> What is asked
Show all lines that include the string "xlabel"; copy each one.
[BEGIN Dataset entries]
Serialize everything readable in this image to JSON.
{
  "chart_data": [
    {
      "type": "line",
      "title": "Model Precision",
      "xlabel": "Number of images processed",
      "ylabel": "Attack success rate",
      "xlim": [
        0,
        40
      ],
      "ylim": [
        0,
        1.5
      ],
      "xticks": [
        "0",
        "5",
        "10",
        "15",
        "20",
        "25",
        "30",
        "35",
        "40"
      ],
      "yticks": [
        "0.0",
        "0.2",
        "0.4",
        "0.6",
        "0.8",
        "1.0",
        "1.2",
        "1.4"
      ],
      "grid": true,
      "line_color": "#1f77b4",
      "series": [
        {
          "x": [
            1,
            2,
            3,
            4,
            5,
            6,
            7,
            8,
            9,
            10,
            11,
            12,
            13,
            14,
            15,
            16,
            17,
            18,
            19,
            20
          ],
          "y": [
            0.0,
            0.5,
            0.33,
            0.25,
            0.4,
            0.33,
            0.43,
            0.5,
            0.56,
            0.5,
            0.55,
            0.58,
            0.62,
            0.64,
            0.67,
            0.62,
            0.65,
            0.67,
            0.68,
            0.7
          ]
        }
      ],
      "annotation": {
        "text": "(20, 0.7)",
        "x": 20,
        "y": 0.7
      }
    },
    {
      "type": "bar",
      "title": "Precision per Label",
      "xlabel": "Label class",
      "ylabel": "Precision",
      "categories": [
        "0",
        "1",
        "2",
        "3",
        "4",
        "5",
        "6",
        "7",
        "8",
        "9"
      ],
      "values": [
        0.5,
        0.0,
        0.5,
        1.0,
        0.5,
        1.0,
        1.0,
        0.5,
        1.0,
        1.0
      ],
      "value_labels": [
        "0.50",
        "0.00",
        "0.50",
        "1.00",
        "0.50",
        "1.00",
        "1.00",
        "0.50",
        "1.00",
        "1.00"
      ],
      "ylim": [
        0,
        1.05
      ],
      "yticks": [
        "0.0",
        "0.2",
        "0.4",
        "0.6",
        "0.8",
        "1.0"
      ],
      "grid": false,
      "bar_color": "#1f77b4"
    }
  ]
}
[END Dataset entries]
[BEGIN Dataset entries]
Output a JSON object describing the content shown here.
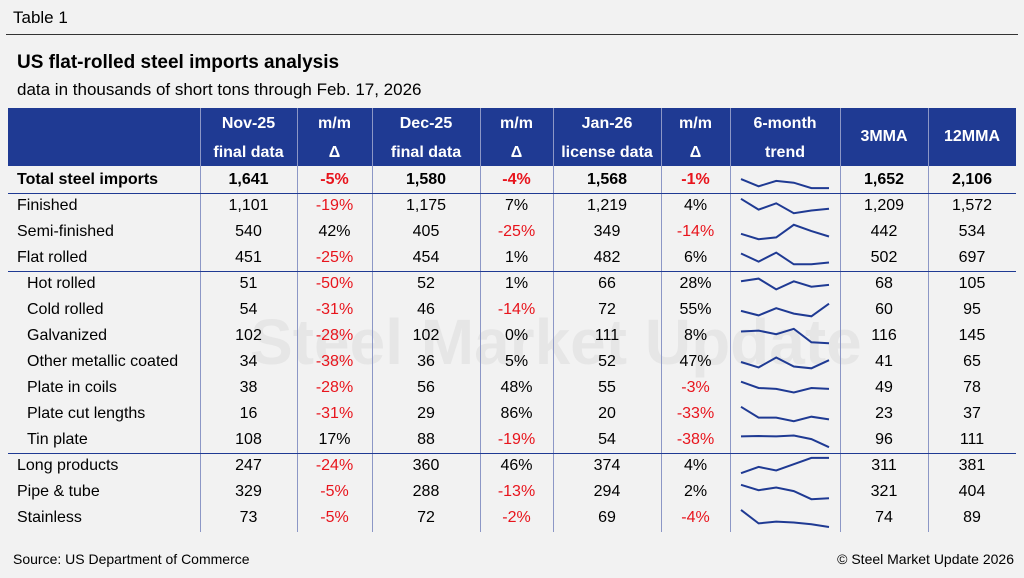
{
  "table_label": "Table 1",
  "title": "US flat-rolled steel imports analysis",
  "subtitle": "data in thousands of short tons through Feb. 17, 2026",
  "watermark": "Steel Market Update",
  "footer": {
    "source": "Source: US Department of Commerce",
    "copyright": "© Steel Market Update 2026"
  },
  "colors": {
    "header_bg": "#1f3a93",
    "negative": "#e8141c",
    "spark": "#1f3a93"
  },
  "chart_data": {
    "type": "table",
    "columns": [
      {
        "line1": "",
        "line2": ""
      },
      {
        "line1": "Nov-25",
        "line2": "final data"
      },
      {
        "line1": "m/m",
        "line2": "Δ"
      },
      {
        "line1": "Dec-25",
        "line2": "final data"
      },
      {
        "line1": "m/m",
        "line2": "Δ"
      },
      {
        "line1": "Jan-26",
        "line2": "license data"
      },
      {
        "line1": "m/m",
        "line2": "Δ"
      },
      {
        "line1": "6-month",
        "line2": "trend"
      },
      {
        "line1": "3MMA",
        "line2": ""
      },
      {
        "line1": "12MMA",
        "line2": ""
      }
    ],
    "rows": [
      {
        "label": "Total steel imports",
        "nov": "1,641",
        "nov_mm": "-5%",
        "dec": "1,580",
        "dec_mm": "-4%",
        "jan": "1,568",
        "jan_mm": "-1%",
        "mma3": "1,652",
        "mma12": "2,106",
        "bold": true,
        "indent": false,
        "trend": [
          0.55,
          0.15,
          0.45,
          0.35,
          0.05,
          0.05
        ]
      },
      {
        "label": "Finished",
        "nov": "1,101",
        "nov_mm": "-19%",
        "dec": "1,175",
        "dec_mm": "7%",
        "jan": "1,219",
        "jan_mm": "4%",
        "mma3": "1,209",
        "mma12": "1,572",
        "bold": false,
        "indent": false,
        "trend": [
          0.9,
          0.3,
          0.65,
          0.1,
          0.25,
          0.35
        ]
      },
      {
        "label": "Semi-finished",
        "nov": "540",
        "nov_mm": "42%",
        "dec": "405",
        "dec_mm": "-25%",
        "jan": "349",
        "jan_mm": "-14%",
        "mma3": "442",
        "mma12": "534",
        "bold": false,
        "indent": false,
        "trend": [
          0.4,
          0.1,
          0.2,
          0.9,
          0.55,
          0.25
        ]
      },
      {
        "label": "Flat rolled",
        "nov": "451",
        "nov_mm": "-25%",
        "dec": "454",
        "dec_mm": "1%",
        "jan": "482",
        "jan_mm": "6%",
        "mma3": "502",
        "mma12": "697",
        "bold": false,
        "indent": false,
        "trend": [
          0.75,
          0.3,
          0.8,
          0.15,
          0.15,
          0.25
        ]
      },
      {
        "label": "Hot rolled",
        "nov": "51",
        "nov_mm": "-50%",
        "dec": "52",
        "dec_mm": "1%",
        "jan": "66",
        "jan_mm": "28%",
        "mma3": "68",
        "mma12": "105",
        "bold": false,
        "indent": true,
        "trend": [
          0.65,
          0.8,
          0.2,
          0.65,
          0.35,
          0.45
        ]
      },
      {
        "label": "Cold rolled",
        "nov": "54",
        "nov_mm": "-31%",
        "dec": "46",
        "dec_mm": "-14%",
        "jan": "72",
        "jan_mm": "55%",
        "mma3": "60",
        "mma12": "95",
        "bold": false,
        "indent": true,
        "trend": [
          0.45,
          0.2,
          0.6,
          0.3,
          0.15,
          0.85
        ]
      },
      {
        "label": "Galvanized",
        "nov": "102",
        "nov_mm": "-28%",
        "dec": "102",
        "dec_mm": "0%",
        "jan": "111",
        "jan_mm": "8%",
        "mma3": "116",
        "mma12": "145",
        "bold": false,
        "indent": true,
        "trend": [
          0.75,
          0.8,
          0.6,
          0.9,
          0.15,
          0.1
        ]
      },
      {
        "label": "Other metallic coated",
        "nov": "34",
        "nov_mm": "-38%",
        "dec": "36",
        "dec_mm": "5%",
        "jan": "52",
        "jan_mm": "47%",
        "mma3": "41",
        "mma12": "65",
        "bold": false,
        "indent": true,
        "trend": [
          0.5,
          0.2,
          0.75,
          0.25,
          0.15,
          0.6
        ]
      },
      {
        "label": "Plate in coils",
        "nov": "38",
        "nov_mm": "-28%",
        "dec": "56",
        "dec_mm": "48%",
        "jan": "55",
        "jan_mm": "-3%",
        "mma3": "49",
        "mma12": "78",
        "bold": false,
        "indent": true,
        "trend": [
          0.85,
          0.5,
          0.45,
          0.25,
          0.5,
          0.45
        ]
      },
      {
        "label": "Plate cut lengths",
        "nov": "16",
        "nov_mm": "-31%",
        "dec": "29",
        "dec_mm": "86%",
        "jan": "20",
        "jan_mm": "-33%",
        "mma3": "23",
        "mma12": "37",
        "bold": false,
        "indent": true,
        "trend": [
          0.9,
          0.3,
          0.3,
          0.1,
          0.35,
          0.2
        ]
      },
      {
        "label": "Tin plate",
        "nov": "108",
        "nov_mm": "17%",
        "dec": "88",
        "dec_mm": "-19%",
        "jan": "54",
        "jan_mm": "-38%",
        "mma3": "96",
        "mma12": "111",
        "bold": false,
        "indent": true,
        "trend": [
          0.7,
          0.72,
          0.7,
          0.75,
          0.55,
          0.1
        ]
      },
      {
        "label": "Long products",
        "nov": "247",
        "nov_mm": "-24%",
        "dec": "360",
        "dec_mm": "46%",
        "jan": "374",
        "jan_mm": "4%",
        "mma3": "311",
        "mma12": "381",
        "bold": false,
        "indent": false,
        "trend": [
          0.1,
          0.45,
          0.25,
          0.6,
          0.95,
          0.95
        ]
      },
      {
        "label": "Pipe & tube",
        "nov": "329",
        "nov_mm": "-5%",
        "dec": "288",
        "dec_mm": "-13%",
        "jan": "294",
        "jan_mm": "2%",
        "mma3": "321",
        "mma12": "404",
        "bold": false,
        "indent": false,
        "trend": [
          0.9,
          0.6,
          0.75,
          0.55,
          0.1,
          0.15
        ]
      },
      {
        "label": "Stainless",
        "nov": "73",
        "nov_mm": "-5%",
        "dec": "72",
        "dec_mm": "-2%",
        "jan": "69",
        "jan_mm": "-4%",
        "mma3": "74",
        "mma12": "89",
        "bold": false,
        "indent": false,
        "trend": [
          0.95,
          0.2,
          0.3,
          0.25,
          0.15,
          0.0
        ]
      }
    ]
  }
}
[END Dataset entries]
> Exercise result
      "xlabel": "Number of images processed",
      "xlabel": "Label class",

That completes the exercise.